> What this task involves: Set down the material once more, exactly as it appears.

> Exercise inputs:

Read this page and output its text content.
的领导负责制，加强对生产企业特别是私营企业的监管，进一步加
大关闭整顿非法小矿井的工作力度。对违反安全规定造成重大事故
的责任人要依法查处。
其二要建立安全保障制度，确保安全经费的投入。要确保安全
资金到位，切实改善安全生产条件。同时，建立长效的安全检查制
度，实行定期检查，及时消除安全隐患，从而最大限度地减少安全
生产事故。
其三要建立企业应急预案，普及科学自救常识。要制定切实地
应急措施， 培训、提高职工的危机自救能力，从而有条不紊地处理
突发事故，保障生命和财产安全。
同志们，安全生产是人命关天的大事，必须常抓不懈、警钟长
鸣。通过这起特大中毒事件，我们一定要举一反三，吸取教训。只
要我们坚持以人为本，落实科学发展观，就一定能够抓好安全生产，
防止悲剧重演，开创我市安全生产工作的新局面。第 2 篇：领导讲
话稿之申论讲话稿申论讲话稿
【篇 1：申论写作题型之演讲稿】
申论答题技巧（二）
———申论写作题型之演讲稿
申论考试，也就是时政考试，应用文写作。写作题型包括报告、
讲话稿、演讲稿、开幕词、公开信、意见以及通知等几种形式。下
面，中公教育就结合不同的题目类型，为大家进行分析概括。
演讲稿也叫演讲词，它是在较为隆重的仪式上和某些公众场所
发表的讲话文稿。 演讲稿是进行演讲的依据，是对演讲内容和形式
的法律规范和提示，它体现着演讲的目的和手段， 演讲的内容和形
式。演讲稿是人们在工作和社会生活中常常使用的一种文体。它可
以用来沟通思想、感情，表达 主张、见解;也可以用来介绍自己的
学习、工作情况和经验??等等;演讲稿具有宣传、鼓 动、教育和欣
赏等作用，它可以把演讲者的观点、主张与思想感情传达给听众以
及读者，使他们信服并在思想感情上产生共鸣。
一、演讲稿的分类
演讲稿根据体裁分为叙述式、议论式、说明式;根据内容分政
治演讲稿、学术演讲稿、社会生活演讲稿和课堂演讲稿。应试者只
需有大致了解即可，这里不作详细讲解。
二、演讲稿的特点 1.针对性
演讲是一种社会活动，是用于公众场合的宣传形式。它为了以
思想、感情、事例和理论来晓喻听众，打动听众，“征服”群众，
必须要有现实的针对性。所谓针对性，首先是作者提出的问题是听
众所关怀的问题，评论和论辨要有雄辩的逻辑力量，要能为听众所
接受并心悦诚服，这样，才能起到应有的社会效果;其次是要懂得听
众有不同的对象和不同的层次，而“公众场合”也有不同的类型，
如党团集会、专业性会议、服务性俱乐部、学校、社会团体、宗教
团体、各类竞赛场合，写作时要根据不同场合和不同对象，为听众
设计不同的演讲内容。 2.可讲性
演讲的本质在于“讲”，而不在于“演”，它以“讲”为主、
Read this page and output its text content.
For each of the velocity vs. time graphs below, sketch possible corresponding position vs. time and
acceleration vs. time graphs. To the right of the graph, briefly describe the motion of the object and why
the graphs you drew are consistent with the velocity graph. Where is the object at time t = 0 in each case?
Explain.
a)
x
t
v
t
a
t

> Exercise response:
Read this page and output its text content.
的领导负责制，加强对生产企业特别是私营企业的监管，进一步加
大关闭整顿非法小矿井的工作力度。对违反安全规定造成重大事故
的责任人要依法查处。
其二要建立安全保障制度，确保安全经费的投入。要确保安全
资金到位，切实改善安全生产条件。同时，建立长效的安全检查制
度，实行定期检查，及时消除安全隐患，从而最大限度地减少安全
生产事故。
其三要建立企业应急预案，普及科学自救常识。要制定切实地
应急措施， 培训、提高职工的危机自救能力，从而有条不紊地处理
突发事故，保障生命和财产安全。
同志们，安全生产是人命关天的大事，必须常抓不懈、警钟长
鸣。通过这起特大中毒事件，我们一定要举一反三，吸取教训。只
要我们坚持以人为本，落实科学发展观，就一定能够抓好安全生产，
防止悲剧重演，开创我市安全生产工作的新局面。第 2 篇：领导讲
话稿之申论讲话稿申论讲话稿
【篇 1：申论写作题型之演讲稿】
申论答题技巧（二）
———申论写作题型之演讲稿
申论考试，也就是时政考试，应用文写作。写作题型包括报告、
讲话稿、演讲稿、开幕词、公开信、意见以及通知等几种形式。下
面，中公教育就结合不同的题目类型，为大家进行分析概括。
演讲稿也叫演讲词，它是在较为隆重的仪式上和某些公众场所
发表的讲话文稿。 演讲稿是进行演讲的依据，是对演讲内容和形式
的法律规范和提示，它体现着演讲的目的和手段， 演讲的内容和形
式。演讲稿是人们在工作和社会生活中常常使用的一种文体。它可
以用来沟通思想、感情，表达 主张、见解;也可以用来介绍自己的
学习、工作情况和经验??等等;演讲稿具有宣传、鼓 动、教育和欣
赏等作用，它可以把演讲者的观点、主张与思想感情传达给听众以
及读者，使他们信服并在思想感情上产生共鸣。
一、演讲稿的分类
演讲稿根据体裁分为叙述式、议论式、说明式;根据内容分政
治演讲稿、学术演讲稿、社会生活演讲稿和课堂演讲稿。应试者只
需有大致了解即可，这里不作详细讲解。
二、演讲稿的特点 1.针对性
演讲是一种社会活动，是用于公众场合的宣传形式。它为了以
思想、感情、事例和理论来晓喻听众，打动听众，“征服”群众，
必须要有现实的针对性。所谓针对性，首先是作者提出的问题是听
众所关怀的问题，评论和论辨要有雄辩的逻辑力量，要能为听众所
接受并心悦诚服，这样，才能起到应有的社会效果;其次是要懂得听
众有不同的对象和不同的层次，而“公众场合”也有不同的类型，
如党团集会、专业性会议、服务性俱乐部、学校、社会团体、宗教
团体、各类竞赛场合，写作时要根据不同场合和不同对象，为听众
设计不同的演讲内容。 2.可讲性
演讲的本质在于“讲”，而不在于“演”，它以“讲”为主、
Read this page and output its text content.
For each of the velocity vs. time graphs below, sketch possible corresponding position vs. time and
acceleration vs. time graphs. To the right of the graph, briefly describe the motion of the object and why
the graphs you drew are consistent with the velocity graph. Where is the object at time t = 0 in each case?
Explain.
a)
x
t
v
t
a
t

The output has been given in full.